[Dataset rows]
>> start

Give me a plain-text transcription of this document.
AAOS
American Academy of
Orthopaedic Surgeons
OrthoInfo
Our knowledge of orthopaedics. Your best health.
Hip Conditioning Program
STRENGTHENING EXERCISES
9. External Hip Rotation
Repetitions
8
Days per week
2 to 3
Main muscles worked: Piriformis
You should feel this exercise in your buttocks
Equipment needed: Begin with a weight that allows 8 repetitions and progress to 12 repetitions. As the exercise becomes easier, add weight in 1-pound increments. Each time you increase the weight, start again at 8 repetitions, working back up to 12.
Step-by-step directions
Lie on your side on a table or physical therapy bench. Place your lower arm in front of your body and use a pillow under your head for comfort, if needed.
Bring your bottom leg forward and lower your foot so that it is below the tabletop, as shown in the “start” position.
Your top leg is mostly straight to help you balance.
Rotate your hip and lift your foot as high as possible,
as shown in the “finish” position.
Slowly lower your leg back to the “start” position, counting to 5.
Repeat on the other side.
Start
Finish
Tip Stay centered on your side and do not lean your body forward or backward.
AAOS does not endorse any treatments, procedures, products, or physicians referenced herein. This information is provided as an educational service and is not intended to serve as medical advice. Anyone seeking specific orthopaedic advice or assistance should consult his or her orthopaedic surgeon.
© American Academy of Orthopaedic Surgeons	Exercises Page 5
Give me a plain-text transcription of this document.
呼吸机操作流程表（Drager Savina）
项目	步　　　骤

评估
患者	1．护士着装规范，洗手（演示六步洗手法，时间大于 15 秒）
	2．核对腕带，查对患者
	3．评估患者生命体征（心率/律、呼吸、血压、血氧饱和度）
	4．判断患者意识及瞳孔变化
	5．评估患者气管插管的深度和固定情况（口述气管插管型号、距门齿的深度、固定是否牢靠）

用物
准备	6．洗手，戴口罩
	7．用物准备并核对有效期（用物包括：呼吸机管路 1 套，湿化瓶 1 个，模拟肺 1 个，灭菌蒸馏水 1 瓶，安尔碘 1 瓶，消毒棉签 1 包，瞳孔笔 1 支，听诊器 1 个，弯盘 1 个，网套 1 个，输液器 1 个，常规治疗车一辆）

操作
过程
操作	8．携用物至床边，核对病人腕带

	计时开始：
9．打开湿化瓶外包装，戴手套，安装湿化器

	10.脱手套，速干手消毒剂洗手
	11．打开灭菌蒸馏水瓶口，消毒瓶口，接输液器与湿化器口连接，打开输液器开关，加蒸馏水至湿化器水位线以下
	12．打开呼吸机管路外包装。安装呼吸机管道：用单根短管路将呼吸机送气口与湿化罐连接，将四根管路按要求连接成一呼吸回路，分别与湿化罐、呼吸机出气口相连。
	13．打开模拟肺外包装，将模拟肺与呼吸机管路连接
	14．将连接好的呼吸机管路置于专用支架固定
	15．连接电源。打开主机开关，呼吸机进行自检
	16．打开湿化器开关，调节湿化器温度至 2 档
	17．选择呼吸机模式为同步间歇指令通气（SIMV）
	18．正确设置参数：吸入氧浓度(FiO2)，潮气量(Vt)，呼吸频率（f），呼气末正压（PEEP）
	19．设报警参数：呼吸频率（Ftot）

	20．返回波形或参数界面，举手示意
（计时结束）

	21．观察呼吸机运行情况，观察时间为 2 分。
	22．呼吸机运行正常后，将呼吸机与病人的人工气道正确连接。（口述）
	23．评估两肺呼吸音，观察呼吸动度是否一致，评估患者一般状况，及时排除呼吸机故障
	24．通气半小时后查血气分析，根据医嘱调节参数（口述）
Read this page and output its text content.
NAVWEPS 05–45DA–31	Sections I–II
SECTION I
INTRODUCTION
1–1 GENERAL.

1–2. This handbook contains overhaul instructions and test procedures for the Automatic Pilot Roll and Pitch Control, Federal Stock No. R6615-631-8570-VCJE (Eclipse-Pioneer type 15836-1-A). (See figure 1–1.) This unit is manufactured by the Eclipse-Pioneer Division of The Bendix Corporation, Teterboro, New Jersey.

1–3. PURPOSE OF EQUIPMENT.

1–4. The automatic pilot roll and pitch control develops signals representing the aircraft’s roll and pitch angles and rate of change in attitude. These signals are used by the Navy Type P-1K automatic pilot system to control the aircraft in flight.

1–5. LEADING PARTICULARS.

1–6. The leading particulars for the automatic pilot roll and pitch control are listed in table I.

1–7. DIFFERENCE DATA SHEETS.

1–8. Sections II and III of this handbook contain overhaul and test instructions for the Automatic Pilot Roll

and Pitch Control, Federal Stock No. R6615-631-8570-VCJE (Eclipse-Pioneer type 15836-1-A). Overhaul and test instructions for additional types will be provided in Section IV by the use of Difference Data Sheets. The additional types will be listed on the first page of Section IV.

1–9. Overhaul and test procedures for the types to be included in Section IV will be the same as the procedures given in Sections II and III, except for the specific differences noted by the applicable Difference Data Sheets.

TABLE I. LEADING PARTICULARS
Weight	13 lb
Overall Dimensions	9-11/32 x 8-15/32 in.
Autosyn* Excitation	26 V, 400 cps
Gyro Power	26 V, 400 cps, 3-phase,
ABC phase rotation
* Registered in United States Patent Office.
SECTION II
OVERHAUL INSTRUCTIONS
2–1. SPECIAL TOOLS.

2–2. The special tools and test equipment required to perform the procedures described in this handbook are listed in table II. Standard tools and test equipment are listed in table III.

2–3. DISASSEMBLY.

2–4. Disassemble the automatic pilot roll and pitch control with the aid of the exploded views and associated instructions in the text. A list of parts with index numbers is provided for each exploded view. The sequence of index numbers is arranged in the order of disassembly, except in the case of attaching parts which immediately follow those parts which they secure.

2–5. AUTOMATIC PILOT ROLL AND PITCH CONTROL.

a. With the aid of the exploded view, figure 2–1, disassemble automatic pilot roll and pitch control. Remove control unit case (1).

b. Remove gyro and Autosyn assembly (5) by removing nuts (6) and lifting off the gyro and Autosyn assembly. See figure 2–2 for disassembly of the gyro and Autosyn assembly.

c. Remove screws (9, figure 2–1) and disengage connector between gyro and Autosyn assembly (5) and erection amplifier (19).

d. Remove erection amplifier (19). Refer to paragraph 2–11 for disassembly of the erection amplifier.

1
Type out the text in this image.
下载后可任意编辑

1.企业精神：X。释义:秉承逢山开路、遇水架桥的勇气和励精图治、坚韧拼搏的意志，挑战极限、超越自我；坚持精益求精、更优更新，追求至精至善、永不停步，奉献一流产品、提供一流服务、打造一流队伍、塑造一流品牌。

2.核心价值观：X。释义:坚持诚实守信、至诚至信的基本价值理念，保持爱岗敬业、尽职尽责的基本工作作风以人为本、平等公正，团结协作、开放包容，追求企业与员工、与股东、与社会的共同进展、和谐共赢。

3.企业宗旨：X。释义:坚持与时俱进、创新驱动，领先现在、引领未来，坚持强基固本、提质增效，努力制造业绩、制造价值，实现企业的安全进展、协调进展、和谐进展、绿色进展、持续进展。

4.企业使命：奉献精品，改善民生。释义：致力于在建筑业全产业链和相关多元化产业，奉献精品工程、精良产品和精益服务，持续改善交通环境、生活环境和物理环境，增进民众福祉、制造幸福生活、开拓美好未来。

>> end

WORK REQUIRED: Quote the entire listing above exactly.

RESPONSE TO THIS EXERCISE:
Give me a plain-text transcription of this document.
AAOS
American Academy of
Orthopaedic Surgeons
OrthoInfo
Our knowledge of orthopaedics. Your best health.
Hip Conditioning Program
STRENGTHENING EXERCISES
9. External Hip Rotation
Repetitions
8
Days per week
2 to 3
Main muscles worked: Piriformis
You should feel this exercise in your buttocks
Equipment needed: Begin with a weight that allows 8 repetitions and progress to 12 repetitions. As the exercise becomes easier, add weight in 1-pound increments. Each time you increase the weight, start again at 8 repetitions, working back up to 12.
Step-by-step directions
Lie on your side on a table or physical therapy bench. Place your lower arm in front of your body and use a pillow under your head for comfort, if needed.
Bring your bottom leg forward and lower your foot so that it is below the tabletop, as shown in the “start” position.
Your top leg is mostly straight to help you balance.
Rotate your hip and lift your foot as high as possible,
as shown in the “finish” position.
Slowly lower your leg back to the “start” position, counting to 5.
Repeat on the other side.
Start
Finish
Tip Stay centered on your side and do not lean your body forward or backward.
AAOS does not endorse any treatments, procedures, products, or physicians referenced herein. This information is provided as an educational service and is not intended to serve as medical advice. Anyone seeking specific orthopaedic advice or assistance should consult his or her orthopaedic surgeon.
© American Academy of Orthopaedic Surgeons	Exercises Page 5
Give me a plain-text transcription of this document.
呼吸机操作流程表（Drager Savina）
项目	步　　　骤

评估
患者	1．护士着装规范，洗手（演示六步洗手法，时间大于 15 秒）
	2．核对腕带，查对患者
	3．评估患者生命体征（心率/律、呼吸、血压、血氧饱和度）
	4．判断患者意识及瞳孔变化
	5．评估患者气管插管的深度和固定情况（口述气管插管型号、距门齿的深度、固定是否牢靠）

用物
准备	6．洗手，戴口罩
	7．用物准备并核对有效期（用物包括：呼吸机管路 1 套，湿化瓶 1 个，模拟肺 1 个，灭菌蒸馏水 1 瓶，安尔碘 1 瓶，消毒棉签 1 包，瞳孔笔 1 支，听诊器 1 个，弯盘 1 个，网套 1 个，输液器 1 个，常规治疗车一辆）

操作
过程
操作	8．携用物至床边，核对病人腕带

	计时开始：
9．打开湿化瓶外包装，戴手套，安装湿化器

	10.脱手套，速干手消毒剂洗手
	11．打开灭菌蒸馏水瓶口，消毒瓶口，接输液器与湿化器口连接，打开输液器开关，加蒸馏水至湿化器水位线以下
	12．打开呼吸机管路外包装。安装呼吸机管道：用单根短管路将呼吸机送气口与湿化罐连接，将四根管路按要求连接成一呼吸回路，分别与湿化罐、呼吸机出气口相连。
	13．打开模拟肺外包装，将模拟肺与呼吸机管路连接
	14．将连接好的呼吸机管路置于专用支架固定
	15．连接电源。打开主机开关，呼吸机进行自检
	16．打开湿化器开关，调节湿化器温度至 2 档
	17．选择呼吸机模式为同步间歇指令通气（SIMV）
	18．正确设置参数：吸入氧浓度(FiO2)，潮气量(Vt)，呼吸频率（f），呼气末正压（PEEP）
	19．设报警参数：呼吸频率（Ftot）

	20．返回波形或参数界面，举手示意
（计时结束）

	21．观察呼吸机运行情况，观察时间为 2 分。
	22．呼吸机运行正常后，将呼吸机与病人的人工气道正确连接。（口述）
	23．评估两肺呼吸音，观察呼吸动度是否一致，评估患者一般状况，及时排除呼吸机故障
	24．通气半小时后查血气分析，根据医嘱调节参数（口述）
Read this page and output its text content.
NAVWEPS 05–45DA–31	Sections I–II
SECTION I
INTRODUCTION
1–1 GENERAL.

1–2. This handbook contains overhaul instructions and test procedures for the Automatic Pilot Roll and Pitch Control, Federal Stock No. R6615-631-8570-VCJE (Eclipse-Pioneer type 15836-1-A). (See figure 1–1.) This unit is manufactured by the Eclipse-Pioneer Division of The Bendix Corporation, Teterboro, New Jersey.

1–3. PURPOSE OF EQUIPMENT.

1–4. The automatic pilot roll and pitch control develops signals representing the aircraft’s roll and pitch angles and rate of change in attitude. These signals are used by the Navy Type P-1K automatic pilot system to control the aircraft in flight.

1–5. LEADING PARTICULARS.

1–6. The leading particulars for the automatic pilot roll and pitch control are listed in table I.

1–7. DIFFERENCE DATA SHEETS.

1–8. Sections II and III of this handbook contain overhaul and test instructions for the Automatic Pilot Roll

and Pitch Control, Federal Stock No. R6615-631-8570-VCJE (Eclipse-Pioneer type 15836-1-A). Overhaul and test instructions for additional types will be provided in Section IV by the use of Difference Data Sheets. The additional types will be listed on the first page of Section IV.

1–9. Overhaul and test procedures for the types to be included in Section IV will be the same as the procedures given in Sections II and III, except for the specific differences noted by the applicable Difference Data Sheets.

TABLE I. LEADING PARTICULARS
Weight	13 lb
Overall Dimensions	9-11/32 x 8-15/32 in.
Autosyn* Excitation	26 V, 400 cps
Gyro Power	26 V, 400 cps, 3-phase,
ABC phase rotation
* Registered in United States Patent Office.
SECTION II
OVERHAUL INSTRUCTIONS
2–1. SPECIAL TOOLS.

2–2. The special tools and test equipment required to perform the procedures described in this handbook are listed in table II. Standard tools and test equipment are listed in table III.

2–3. DISASSEMBLY.

2–4. Disassemble the automatic pilot roll and pitch control with the aid of the exploded views and associated instructions in the text. A list of parts with index numbers is provided for each exploded view. The sequence of index numbers is arranged in the order of disassembly, except in the case of attaching parts which immediately follow those parts which they secure.

2–5. AUTOMATIC PILOT ROLL AND PITCH CONTROL.

a. With the aid of the exploded view, figure 2–1, disassemble automatic pilot roll and pitch control. Remove control unit case (1).

b. Remove gyro and Autosyn assembly (5) by removing nuts (6) and lifting off the gyro and Autosyn assembly. See figure 2–2 for disassembly of the gyro and Autosyn assembly.

c. Remove screws (9, figure 2–1) and disengage connector between gyro and Autosyn assembly (5) and erection amplifier (19).

d. Remove erection amplifier (19). Refer to paragraph 2–11 for disassembly of the erection amplifier.

1
Type out the text in this image.
下载后可任意编辑

1.企业精神：X。释义:秉承逢山开路、遇水架桥的勇气和励精图治、坚韧拼搏的意志，挑战极限、超越自我；坚持精益求精、更优更新，追求至精至善、永不停步，奉献一流产品、提供一流服务、打造一流队伍、塑造一流品牌。

2.核心价值观：X。释义:坚持诚实守信、至诚至信的基本价值理念，保持爱岗敬业、尽职尽责的基本工作作风以人为本、平等公正，团结协作、开放包容，追求企业与员工、与股东、与社会的共同进展、和谐共赢。

3.企业宗旨：X。释义:坚持与时俱进、创新驱动，领先现在、引领未来，坚持强基固本、提质增效，努力制造业绩、制造价值，实现企业的安全进展、协调进展、和谐进展、绿色进展、持续进展。

4.企业使命：奉献精品，改善民生。释义：致力于在建筑业全产业链和相关多元化产业，奉献精品工程、精良产品和精益服务，持续改善交通环境、生活环境和物理环境，增进民众福祉、制造幸福生活、开拓美好未来。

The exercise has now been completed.